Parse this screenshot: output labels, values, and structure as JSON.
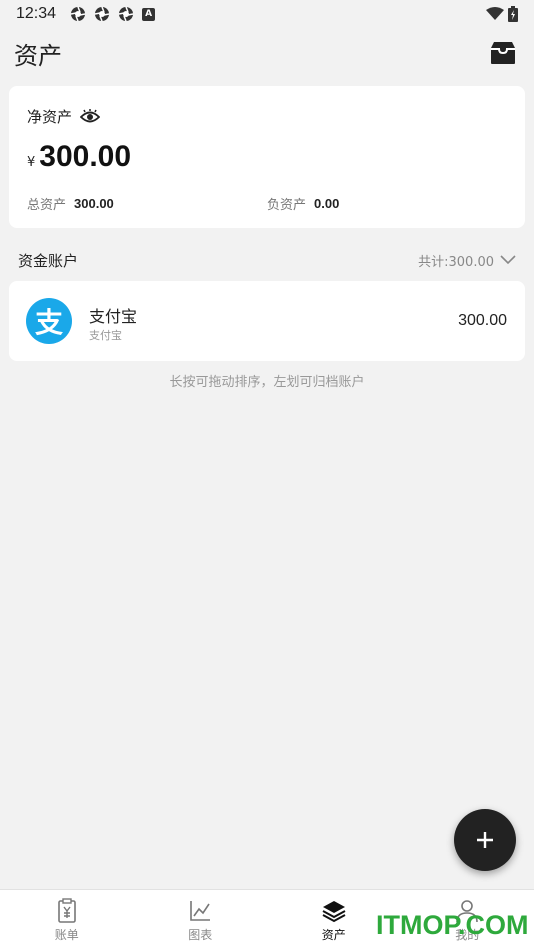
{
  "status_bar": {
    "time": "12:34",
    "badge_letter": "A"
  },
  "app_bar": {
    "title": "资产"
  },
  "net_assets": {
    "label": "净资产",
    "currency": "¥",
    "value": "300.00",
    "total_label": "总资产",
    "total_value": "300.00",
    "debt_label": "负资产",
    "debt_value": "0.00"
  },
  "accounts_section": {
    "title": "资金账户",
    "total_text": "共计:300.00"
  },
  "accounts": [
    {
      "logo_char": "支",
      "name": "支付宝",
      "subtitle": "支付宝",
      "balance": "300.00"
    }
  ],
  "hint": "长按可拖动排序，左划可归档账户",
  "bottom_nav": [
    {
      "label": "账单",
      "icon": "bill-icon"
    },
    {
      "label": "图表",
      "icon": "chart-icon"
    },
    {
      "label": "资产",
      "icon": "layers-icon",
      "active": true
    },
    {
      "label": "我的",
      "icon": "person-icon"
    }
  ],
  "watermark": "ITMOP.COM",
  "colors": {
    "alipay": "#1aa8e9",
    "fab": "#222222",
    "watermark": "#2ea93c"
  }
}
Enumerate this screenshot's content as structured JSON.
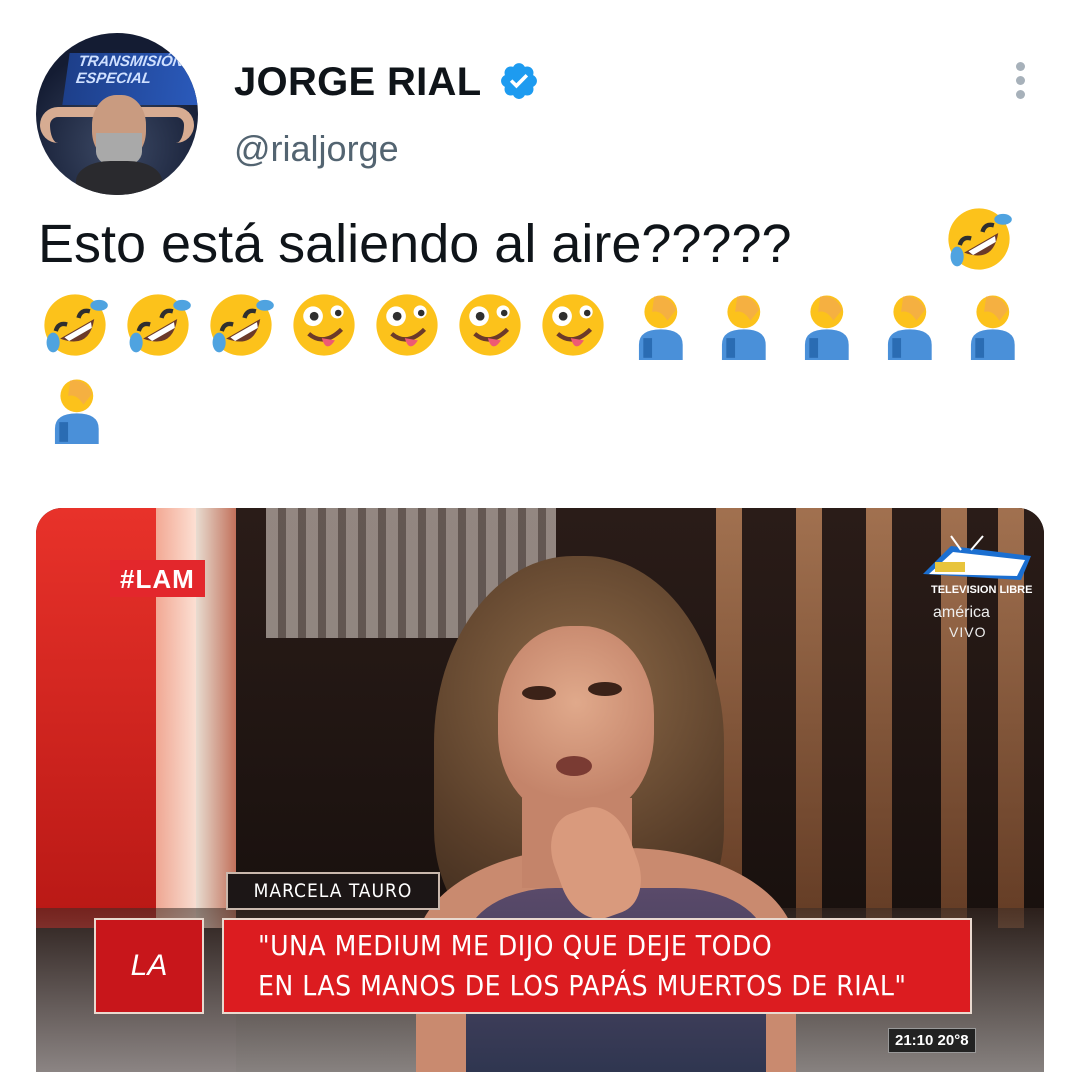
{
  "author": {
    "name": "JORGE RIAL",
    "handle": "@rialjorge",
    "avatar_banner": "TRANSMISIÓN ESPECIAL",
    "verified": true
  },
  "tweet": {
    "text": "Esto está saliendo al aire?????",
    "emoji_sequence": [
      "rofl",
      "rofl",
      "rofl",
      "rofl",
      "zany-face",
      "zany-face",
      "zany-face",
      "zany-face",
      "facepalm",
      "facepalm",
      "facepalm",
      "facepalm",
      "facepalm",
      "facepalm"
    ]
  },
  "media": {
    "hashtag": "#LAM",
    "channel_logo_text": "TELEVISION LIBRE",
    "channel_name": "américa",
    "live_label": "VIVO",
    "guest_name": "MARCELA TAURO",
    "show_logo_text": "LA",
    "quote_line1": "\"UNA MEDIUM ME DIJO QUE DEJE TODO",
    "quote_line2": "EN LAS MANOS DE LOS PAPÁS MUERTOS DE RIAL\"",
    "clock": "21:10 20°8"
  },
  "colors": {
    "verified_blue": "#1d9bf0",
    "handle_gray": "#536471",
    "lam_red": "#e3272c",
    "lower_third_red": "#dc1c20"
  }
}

________________

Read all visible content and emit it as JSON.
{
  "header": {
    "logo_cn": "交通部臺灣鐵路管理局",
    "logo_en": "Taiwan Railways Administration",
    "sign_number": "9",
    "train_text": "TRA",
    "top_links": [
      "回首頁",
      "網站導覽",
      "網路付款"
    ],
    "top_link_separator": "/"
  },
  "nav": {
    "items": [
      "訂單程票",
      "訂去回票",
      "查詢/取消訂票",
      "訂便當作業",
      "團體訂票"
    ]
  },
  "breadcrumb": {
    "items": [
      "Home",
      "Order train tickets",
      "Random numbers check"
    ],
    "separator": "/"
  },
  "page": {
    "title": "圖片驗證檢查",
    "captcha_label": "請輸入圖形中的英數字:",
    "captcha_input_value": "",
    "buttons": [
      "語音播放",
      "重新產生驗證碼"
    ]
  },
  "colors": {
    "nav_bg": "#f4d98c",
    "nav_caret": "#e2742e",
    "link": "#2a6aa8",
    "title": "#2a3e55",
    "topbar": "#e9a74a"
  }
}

________________

Of the lines above, how many hold the string "screenshot"? Answer with only the number.

*Response for this exercise:* 2